* Record extracts
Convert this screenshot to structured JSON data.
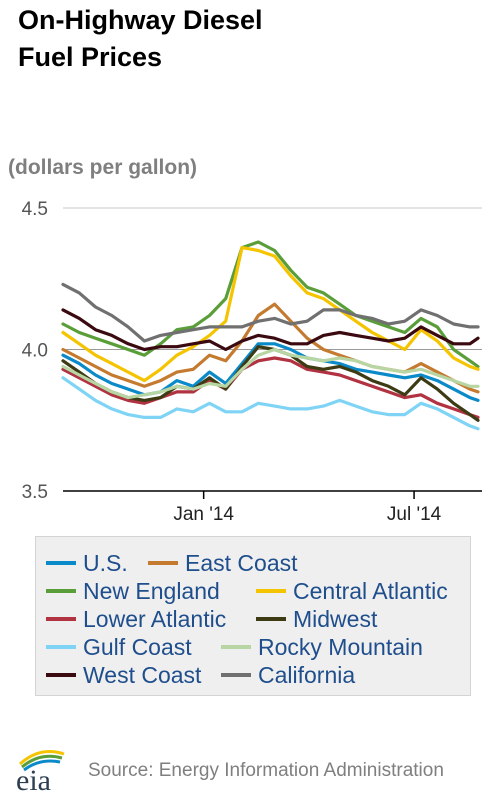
{
  "title_line1": "On-Highway Diesel",
  "title_line2": "Fuel Prices",
  "units": "(dollars per gallon)",
  "source": "Source: Energy Information Administration",
  "logo_text": "eia",
  "chart_data": {
    "type": "line",
    "title": "On-Highway Diesel Fuel Prices",
    "ylabel": "(dollars per gallon)",
    "ylim": [
      3.5,
      4.5
    ],
    "yticks": [
      3.5,
      4.0,
      4.5
    ],
    "ytick_labels": [
      "3.5",
      "4.0",
      "4.5"
    ],
    "xlim": [
      "2013-09-02",
      "2014-08-25"
    ],
    "xticks": [
      {
        "date": "2014-01-01",
        "label": "Jan '14"
      },
      {
        "date": "2014-07-01",
        "label": "Jul '14"
      }
    ],
    "grid": "horizontal",
    "legend_position": "bottom",
    "x": [
      "2013-09-02",
      "2013-09-16",
      "2013-09-30",
      "2013-10-14",
      "2013-10-28",
      "2013-11-11",
      "2013-11-25",
      "2013-12-09",
      "2013-12-23",
      "2014-01-06",
      "2014-01-20",
      "2014-02-03",
      "2014-02-17",
      "2014-03-03",
      "2014-03-17",
      "2014-03-31",
      "2014-04-14",
      "2014-04-28",
      "2014-05-12",
      "2014-05-26",
      "2014-06-09",
      "2014-06-23",
      "2014-07-07",
      "2014-07-21",
      "2014-08-04",
      "2014-08-18",
      "2014-08-25"
    ],
    "series": [
      {
        "name": "U.S.",
        "color": "#0a8ac8",
        "values": [
          3.98,
          3.95,
          3.91,
          3.88,
          3.86,
          3.84,
          3.85,
          3.89,
          3.87,
          3.92,
          3.88,
          3.95,
          4.02,
          4.02,
          4.0,
          3.97,
          3.96,
          3.95,
          3.93,
          3.92,
          3.91,
          3.9,
          3.91,
          3.89,
          3.86,
          3.83,
          3.82
        ]
      },
      {
        "name": "East Coast",
        "color": "#c47a2f",
        "values": [
          4.0,
          3.97,
          3.94,
          3.91,
          3.89,
          3.87,
          3.89,
          3.92,
          3.93,
          3.98,
          3.96,
          4.03,
          4.12,
          4.16,
          4.1,
          4.04,
          4.0,
          3.98,
          3.96,
          3.94,
          3.93,
          3.92,
          3.95,
          3.92,
          3.89,
          3.86,
          3.85
        ]
      },
      {
        "name": "New England",
        "color": "#5a9e3a",
        "values": [
          4.09,
          4.06,
          4.04,
          4.02,
          4.0,
          3.98,
          4.02,
          4.07,
          4.08,
          4.12,
          4.18,
          4.36,
          4.38,
          4.35,
          4.28,
          4.22,
          4.2,
          4.16,
          4.12,
          4.1,
          4.08,
          4.06,
          4.11,
          4.08,
          4.0,
          3.96,
          3.94
        ]
      },
      {
        "name": "Central Atlantic",
        "color": "#f5c400",
        "values": [
          4.06,
          4.02,
          3.98,
          3.95,
          3.92,
          3.89,
          3.93,
          3.98,
          4.01,
          4.05,
          4.1,
          4.36,
          4.35,
          4.33,
          4.26,
          4.2,
          4.18,
          4.14,
          4.1,
          4.06,
          4.03,
          4.0,
          4.07,
          4.03,
          3.97,
          3.94,
          3.93
        ]
      },
      {
        "name": "Lower Atlantic",
        "color": "#b13241",
        "values": [
          3.93,
          3.9,
          3.87,
          3.84,
          3.82,
          3.81,
          3.83,
          3.85,
          3.85,
          3.89,
          3.86,
          3.93,
          3.96,
          3.97,
          3.96,
          3.93,
          3.92,
          3.91,
          3.89,
          3.87,
          3.85,
          3.83,
          3.84,
          3.81,
          3.79,
          3.77,
          3.76
        ]
      },
      {
        "name": "Midwest",
        "color": "#3d3b14",
        "values": [
          3.96,
          3.92,
          3.88,
          3.85,
          3.83,
          3.82,
          3.83,
          3.87,
          3.86,
          3.9,
          3.86,
          3.94,
          4.01,
          4.0,
          3.98,
          3.94,
          3.93,
          3.94,
          3.92,
          3.89,
          3.87,
          3.84,
          3.9,
          3.86,
          3.81,
          3.77,
          3.75
        ]
      },
      {
        "name": "Gulf Coast",
        "color": "#7fd4f5",
        "values": [
          3.9,
          3.86,
          3.82,
          3.79,
          3.77,
          3.76,
          3.76,
          3.79,
          3.78,
          3.81,
          3.78,
          3.78,
          3.81,
          3.8,
          3.79,
          3.79,
          3.8,
          3.82,
          3.8,
          3.78,
          3.77,
          3.77,
          3.81,
          3.79,
          3.76,
          3.73,
          3.72
        ]
      },
      {
        "name": "Rocky Mountain",
        "color": "#b8d6a3",
        "values": [
          3.94,
          3.91,
          3.88,
          3.85,
          3.83,
          3.84,
          3.85,
          3.87,
          3.86,
          3.88,
          3.87,
          3.93,
          3.98,
          4.0,
          3.98,
          3.97,
          3.96,
          3.97,
          3.96,
          3.94,
          3.93,
          3.92,
          3.93,
          3.91,
          3.89,
          3.87,
          3.87
        ]
      },
      {
        "name": "West Coast",
        "color": "#3a0a10",
        "values": [
          4.14,
          4.11,
          4.07,
          4.05,
          4.02,
          4.0,
          4.01,
          4.01,
          4.02,
          4.03,
          4.0,
          4.03,
          4.05,
          4.04,
          4.02,
          4.02,
          4.05,
          4.06,
          4.05,
          4.04,
          4.03,
          4.04,
          4.08,
          4.05,
          4.02,
          4.02,
          4.04
        ]
      },
      {
        "name": "California",
        "color": "#707070",
        "values": [
          4.23,
          4.2,
          4.15,
          4.12,
          4.08,
          4.03,
          4.05,
          4.06,
          4.07,
          4.08,
          4.08,
          4.08,
          4.1,
          4.11,
          4.09,
          4.1,
          4.14,
          4.14,
          4.12,
          4.11,
          4.09,
          4.1,
          4.14,
          4.12,
          4.09,
          4.08,
          4.08
        ]
      }
    ]
  }
}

* Stated problem
Filter out every line that lacks the word "Prices", and copy the rest.

* Finished task
  "title_line2": "Fuel Prices",
    "title": "On-Highway Diesel Fuel Prices",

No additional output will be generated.